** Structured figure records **
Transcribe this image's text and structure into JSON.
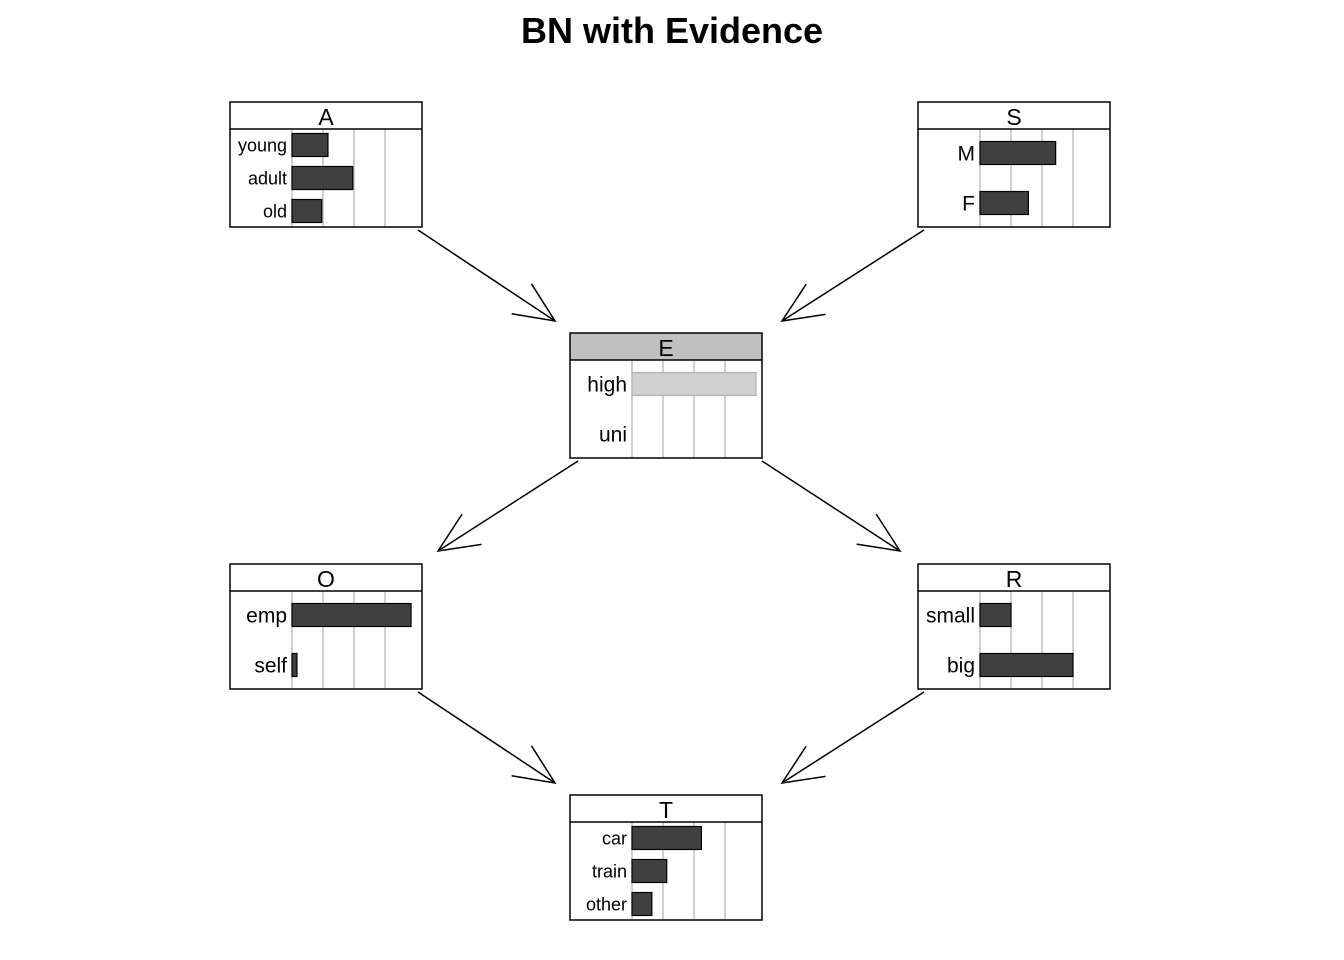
{
  "title": "BN with Evidence",
  "colors": {
    "bar": "#404040",
    "evidence_bar": "#d0d0d0",
    "evidence_header": "#c0c0c0",
    "grid": "#b0b0b0",
    "border": "#000000",
    "arrow": "#000000"
  },
  "nodes": [
    {
      "id": "A",
      "title": "A",
      "evidence": false,
      "states": [
        {
          "label": "young",
          "prob": 0.29
        },
        {
          "label": "adult",
          "prob": 0.49
        },
        {
          "label": "old",
          "prob": 0.24
        }
      ]
    },
    {
      "id": "S",
      "title": "S",
      "evidence": false,
      "states": [
        {
          "label": "M",
          "prob": 0.61
        },
        {
          "label": "F",
          "prob": 0.39
        }
      ]
    },
    {
      "id": "E",
      "title": "E",
      "evidence": true,
      "states": [
        {
          "label": "high",
          "prob": 1.0
        },
        {
          "label": "uni",
          "prob": 0.0
        }
      ]
    },
    {
      "id": "O",
      "title": "O",
      "evidence": false,
      "states": [
        {
          "label": "emp",
          "prob": 0.96
        },
        {
          "label": "self",
          "prob": 0.04
        }
      ]
    },
    {
      "id": "R",
      "title": "R",
      "evidence": false,
      "states": [
        {
          "label": "small",
          "prob": 0.25
        },
        {
          "label": "big",
          "prob": 0.75
        }
      ]
    },
    {
      "id": "T",
      "title": "T",
      "evidence": false,
      "states": [
        {
          "label": "car",
          "prob": 0.56
        },
        {
          "label": "train",
          "prob": 0.28
        },
        {
          "label": "other",
          "prob": 0.16
        }
      ]
    }
  ],
  "edges": [
    {
      "from": "A",
      "to": "E"
    },
    {
      "from": "S",
      "to": "E"
    },
    {
      "from": "E",
      "to": "O"
    },
    {
      "from": "E",
      "to": "R"
    },
    {
      "from": "O",
      "to": "T"
    },
    {
      "from": "R",
      "to": "T"
    }
  ]
}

** Challenge **
Which lines above contain "from"? Show each of them.

** Finished answer **
      "from": "A",
      "from": "S",
      "from": "E",
      "from": "E",
      "from": "O",
      "from": "R",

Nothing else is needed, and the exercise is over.